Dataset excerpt
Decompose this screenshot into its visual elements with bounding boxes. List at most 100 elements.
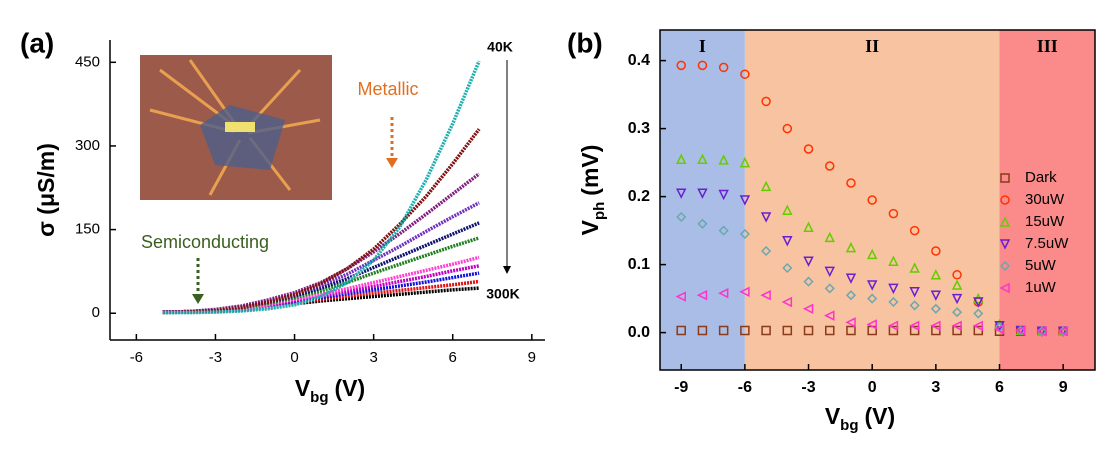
data-point xyxy=(973,308,984,319)
x-tick-label: -6 xyxy=(738,379,752,396)
x-tick-label: 6 xyxy=(449,349,457,366)
x-tick-label: 9 xyxy=(528,349,536,366)
x-axis-label-sub: bg xyxy=(840,417,858,434)
data-point xyxy=(845,241,857,253)
x-tick-label: -6 xyxy=(130,349,143,366)
data-point xyxy=(803,256,814,267)
data-point xyxy=(761,325,771,336)
data-point xyxy=(909,225,920,236)
data-point xyxy=(676,60,686,71)
data-point xyxy=(909,287,920,298)
x-axis-label: Vbg (V) xyxy=(295,375,365,406)
legend-label: 5uW xyxy=(1025,257,1057,274)
data-point xyxy=(802,303,814,315)
data-point xyxy=(825,161,835,171)
region-label: II xyxy=(865,36,879,56)
series-line xyxy=(162,255,480,314)
data-point xyxy=(718,62,729,73)
legend-marker xyxy=(999,216,1011,227)
data-point xyxy=(952,307,963,318)
data-point xyxy=(845,290,857,301)
data-point xyxy=(931,325,941,336)
data-point xyxy=(887,320,899,332)
x-tick-label: 9 xyxy=(1059,379,1068,396)
region xyxy=(660,30,745,370)
data-point xyxy=(973,325,984,336)
data-point xyxy=(676,188,687,199)
data-point xyxy=(697,325,708,336)
data-point xyxy=(930,320,941,332)
data-point xyxy=(867,195,877,205)
legend-marker xyxy=(999,260,1011,272)
data-point xyxy=(951,320,962,332)
legend-label: 15uW xyxy=(1025,213,1065,230)
data-point xyxy=(740,325,750,336)
data-point xyxy=(951,293,963,305)
plot-frame xyxy=(659,29,1096,371)
x-axis-label-unit: (V) xyxy=(865,403,896,429)
data-point xyxy=(951,279,963,290)
data-point xyxy=(846,325,856,336)
data-point xyxy=(676,211,687,223)
inset-image xyxy=(140,55,332,200)
data-point xyxy=(845,273,857,284)
data-point xyxy=(845,317,856,328)
x-tick-label: -3 xyxy=(801,379,815,396)
y-tick-label: 0.2 xyxy=(628,188,650,205)
x-axis-label-main: V xyxy=(825,403,841,429)
data-point xyxy=(782,325,793,336)
annotation: 300K xyxy=(486,286,519,302)
data-point xyxy=(717,287,729,299)
data-point xyxy=(740,69,750,79)
data-point xyxy=(761,96,771,107)
data-point xyxy=(1057,326,1068,337)
y-tick-label: 0.0 xyxy=(628,324,650,341)
legend-marker xyxy=(1000,173,1010,183)
data-point xyxy=(888,208,899,219)
y-tick-label: 0.3 xyxy=(628,120,650,137)
arrow-head xyxy=(503,266,511,274)
y-axis-label-sub: ph xyxy=(591,202,608,220)
y-axis-label-unit: (mV) xyxy=(577,145,603,196)
annotation: Semiconducting xyxy=(141,232,269,252)
data-point xyxy=(696,289,708,301)
data-point xyxy=(739,228,750,240)
data-point xyxy=(867,293,878,304)
data-point xyxy=(888,296,899,308)
data-point xyxy=(739,156,751,168)
region-label: I xyxy=(699,36,706,56)
y-tick-label: 0.4 xyxy=(628,52,650,69)
annotation: Metallic xyxy=(357,79,418,99)
x-axis-label-sub: bg xyxy=(310,389,328,406)
data-point xyxy=(824,266,835,278)
data-point xyxy=(824,283,835,294)
data-point xyxy=(676,325,686,336)
data-point xyxy=(909,262,920,273)
legend-marker xyxy=(1000,195,1010,205)
legend-label: 7.5uW xyxy=(1025,235,1069,252)
legend-marker xyxy=(999,282,1010,294)
y-tick-label: 150 xyxy=(75,221,100,238)
data-point xyxy=(697,188,708,199)
data-point xyxy=(675,291,686,302)
y-axis-label: Vph (mV) xyxy=(577,145,608,236)
data-point xyxy=(803,276,814,287)
data-point xyxy=(952,270,962,280)
x-tick-label: 0 xyxy=(868,379,877,396)
y-axis-label-main: V xyxy=(577,219,603,235)
data-point xyxy=(866,280,878,291)
data-point xyxy=(824,310,835,321)
data-point xyxy=(697,153,708,164)
data-point xyxy=(825,325,835,336)
annotation: 40K xyxy=(487,39,513,55)
legend-label: 30uW xyxy=(1025,191,1065,208)
data-point xyxy=(761,245,772,257)
data-point xyxy=(739,286,750,298)
data-point xyxy=(782,236,793,247)
data-point xyxy=(993,323,1005,335)
region xyxy=(744,30,1000,370)
x-tick-label: -3 xyxy=(209,349,222,366)
legend-label: Dark xyxy=(1025,169,1057,186)
data-point xyxy=(846,178,856,188)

(WORK TO DO): Duplicate every line of the listing above, leaving out the picture.

(SOLUTION FOR THIS TASK):
Decompose this screenshot into its visual elements with bounding boxes. List at most 100 elements.
data-point xyxy=(973,308,984,319)
x-tick-label: -6 xyxy=(738,379,752,396)
x-tick-label: 6 xyxy=(449,349,457,366)
x-tick-label: 9 xyxy=(528,349,536,366)
x-axis-label-sub: bg xyxy=(840,417,858,434)
data-point xyxy=(845,241,857,253)
x-tick-label: -6 xyxy=(130,349,143,366)
data-point xyxy=(803,256,814,267)
data-point xyxy=(761,325,771,336)
data-point xyxy=(909,225,920,236)
data-point xyxy=(676,60,686,71)
data-point xyxy=(909,287,920,298)
x-axis-label: Vbg (V) xyxy=(295,375,365,406)
legend-label: 5uW xyxy=(1025,257,1057,274)
data-point xyxy=(802,303,814,315)
data-point xyxy=(825,161,835,171)
region-label: II xyxy=(865,36,879,56)
series-line xyxy=(162,255,480,314)
data-point xyxy=(718,62,729,73)
legend-marker xyxy=(999,216,1011,227)
data-point xyxy=(952,307,963,318)
data-point xyxy=(845,290,857,301)
data-point xyxy=(931,325,941,336)
data-point xyxy=(887,320,899,332)
x-tick-label: 9 xyxy=(1059,379,1068,396)
region xyxy=(660,30,745,370)
data-point xyxy=(973,325,984,336)
data-point xyxy=(676,188,687,199)
data-point xyxy=(697,325,708,336)
data-point xyxy=(930,320,941,332)
data-point xyxy=(867,195,877,205)
legend-marker xyxy=(999,260,1011,272)
data-point xyxy=(951,320,962,332)
legend-label: 15uW xyxy=(1025,213,1065,230)
data-point xyxy=(740,325,750,336)
data-point xyxy=(951,293,963,305)
plot-frame xyxy=(659,29,1096,371)
x-axis-label-unit: (V) xyxy=(865,403,896,429)
data-point xyxy=(951,279,963,290)
data-point xyxy=(846,325,856,336)
data-point xyxy=(676,211,687,223)
inset-image xyxy=(140,55,332,200)
data-point xyxy=(845,273,857,284)
data-point xyxy=(845,317,856,328)
x-tick-label: -3 xyxy=(801,379,815,396)
y-tick-label: 0.2 xyxy=(628,188,650,205)
x-axis-label-main: V xyxy=(825,403,841,429)
data-point xyxy=(782,325,793,336)
annotation: 300K xyxy=(486,286,519,302)
data-point xyxy=(717,287,729,299)
data-point xyxy=(740,69,750,79)
data-point xyxy=(761,96,771,107)
data-point xyxy=(1057,326,1068,337)
y-tick-label: 0.0 xyxy=(628,324,650,341)
legend-marker xyxy=(1000,173,1010,183)
data-point xyxy=(888,208,899,219)
y-tick-label: 0.3 xyxy=(628,120,650,137)
arrow-head xyxy=(503,266,511,274)
y-axis-label-sub: ph xyxy=(591,202,608,220)
y-axis-label-unit: (mV) xyxy=(577,145,603,196)
annotation: Semiconducting xyxy=(141,232,269,252)
data-point xyxy=(696,289,708,301)
data-point xyxy=(739,228,750,240)
data-point xyxy=(867,293,878,304)
data-point xyxy=(888,296,899,308)
data-point xyxy=(739,156,751,168)
region-label: I xyxy=(699,36,706,56)
y-tick-label: 0.4 xyxy=(628,52,650,69)
annotation: Metallic xyxy=(357,79,418,99)
x-axis-label-sub: bg xyxy=(310,389,328,406)
data-point xyxy=(824,266,835,278)
data-point xyxy=(824,283,835,294)
data-point xyxy=(676,325,686,336)
data-point xyxy=(909,262,920,273)
legend-marker xyxy=(1000,195,1010,205)
legend-label: 7.5uW xyxy=(1025,235,1069,252)
legend-marker xyxy=(999,282,1010,294)
y-tick-label: 150 xyxy=(75,221,100,238)
data-point xyxy=(697,188,708,199)
data-point xyxy=(675,291,686,302)
y-axis-label: Vph (mV) xyxy=(577,145,608,236)
data-point xyxy=(803,276,814,287)
data-point xyxy=(952,270,962,280)
x-tick-label: 0 xyxy=(868,379,877,396)
y-axis-label-main: V xyxy=(577,219,603,235)
data-point xyxy=(866,280,878,291)
data-point xyxy=(824,310,835,321)
data-point xyxy=(697,153,708,164)
data-point xyxy=(825,325,835,336)
annotation: 40K xyxy=(487,39,513,55)
legend-label: 30uW xyxy=(1025,191,1065,208)
data-point xyxy=(761,245,772,257)
data-point xyxy=(739,286,750,298)
data-point xyxy=(782,236,793,247)
data-point xyxy=(993,323,1005,335)
region xyxy=(744,30,1000,370)
x-tick-label: -3 xyxy=(209,349,222,366)
legend-label: Dark xyxy=(1025,169,1057,186)
data-point xyxy=(846,178,856,188)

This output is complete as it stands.